| Set problem |
Tally the lines holding "contractors" and state only that figure.

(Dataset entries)
* Start *

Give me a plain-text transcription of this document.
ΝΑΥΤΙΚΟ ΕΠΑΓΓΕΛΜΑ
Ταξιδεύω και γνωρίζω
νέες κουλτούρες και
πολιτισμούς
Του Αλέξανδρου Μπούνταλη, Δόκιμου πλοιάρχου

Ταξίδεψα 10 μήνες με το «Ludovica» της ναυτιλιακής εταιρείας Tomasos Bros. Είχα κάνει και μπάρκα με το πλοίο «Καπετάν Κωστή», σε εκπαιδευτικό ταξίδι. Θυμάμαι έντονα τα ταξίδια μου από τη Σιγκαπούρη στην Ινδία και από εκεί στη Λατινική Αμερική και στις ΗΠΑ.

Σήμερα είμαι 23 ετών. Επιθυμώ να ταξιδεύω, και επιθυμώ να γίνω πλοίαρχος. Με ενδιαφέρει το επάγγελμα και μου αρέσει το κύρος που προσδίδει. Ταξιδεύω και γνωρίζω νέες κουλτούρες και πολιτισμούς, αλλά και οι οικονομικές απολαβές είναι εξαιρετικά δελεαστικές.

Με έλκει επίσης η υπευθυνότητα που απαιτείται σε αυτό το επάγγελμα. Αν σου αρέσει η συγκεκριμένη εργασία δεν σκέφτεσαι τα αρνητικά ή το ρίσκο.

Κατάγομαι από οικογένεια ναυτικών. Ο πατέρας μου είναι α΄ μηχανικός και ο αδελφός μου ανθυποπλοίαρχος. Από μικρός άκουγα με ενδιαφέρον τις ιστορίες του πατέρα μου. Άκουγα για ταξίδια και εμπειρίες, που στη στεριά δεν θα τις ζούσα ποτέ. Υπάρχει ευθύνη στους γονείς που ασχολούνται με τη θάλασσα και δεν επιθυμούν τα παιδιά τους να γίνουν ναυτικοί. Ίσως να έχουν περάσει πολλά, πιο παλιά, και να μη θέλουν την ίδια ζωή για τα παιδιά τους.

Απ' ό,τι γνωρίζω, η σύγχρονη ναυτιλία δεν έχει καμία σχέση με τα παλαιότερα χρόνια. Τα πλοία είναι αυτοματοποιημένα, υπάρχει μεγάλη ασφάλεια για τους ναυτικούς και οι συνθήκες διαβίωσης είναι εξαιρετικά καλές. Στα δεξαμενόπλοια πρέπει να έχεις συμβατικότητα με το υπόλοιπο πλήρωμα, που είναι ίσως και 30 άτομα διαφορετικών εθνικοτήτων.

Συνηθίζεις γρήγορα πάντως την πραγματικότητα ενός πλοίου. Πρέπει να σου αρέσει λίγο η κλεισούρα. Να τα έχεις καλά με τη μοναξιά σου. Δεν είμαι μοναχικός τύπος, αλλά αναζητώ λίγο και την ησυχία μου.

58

* End *
* Start *

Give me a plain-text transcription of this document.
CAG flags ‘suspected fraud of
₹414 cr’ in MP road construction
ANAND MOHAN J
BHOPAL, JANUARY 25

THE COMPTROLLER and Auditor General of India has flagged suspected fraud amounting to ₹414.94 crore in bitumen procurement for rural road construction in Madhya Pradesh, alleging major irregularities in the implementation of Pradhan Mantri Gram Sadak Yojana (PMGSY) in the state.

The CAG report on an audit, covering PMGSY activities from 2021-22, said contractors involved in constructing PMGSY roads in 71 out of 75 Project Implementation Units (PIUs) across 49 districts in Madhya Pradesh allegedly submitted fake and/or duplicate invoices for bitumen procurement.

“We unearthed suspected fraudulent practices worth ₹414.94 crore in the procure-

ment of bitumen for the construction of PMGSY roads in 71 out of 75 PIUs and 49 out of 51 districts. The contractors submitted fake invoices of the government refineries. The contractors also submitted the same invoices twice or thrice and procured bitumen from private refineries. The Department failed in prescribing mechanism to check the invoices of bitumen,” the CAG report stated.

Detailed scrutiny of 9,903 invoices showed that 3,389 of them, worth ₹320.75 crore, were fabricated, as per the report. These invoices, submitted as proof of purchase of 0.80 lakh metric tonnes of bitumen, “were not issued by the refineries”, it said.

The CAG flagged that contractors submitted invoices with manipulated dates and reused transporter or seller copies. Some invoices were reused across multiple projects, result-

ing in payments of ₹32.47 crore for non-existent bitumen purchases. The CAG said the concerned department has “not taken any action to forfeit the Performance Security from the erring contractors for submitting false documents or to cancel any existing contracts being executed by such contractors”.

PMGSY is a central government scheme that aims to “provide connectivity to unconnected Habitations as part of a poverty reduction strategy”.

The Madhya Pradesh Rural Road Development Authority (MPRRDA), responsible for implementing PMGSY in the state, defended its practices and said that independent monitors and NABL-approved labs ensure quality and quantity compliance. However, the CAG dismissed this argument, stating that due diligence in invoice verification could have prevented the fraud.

* End *

| Complete response |
4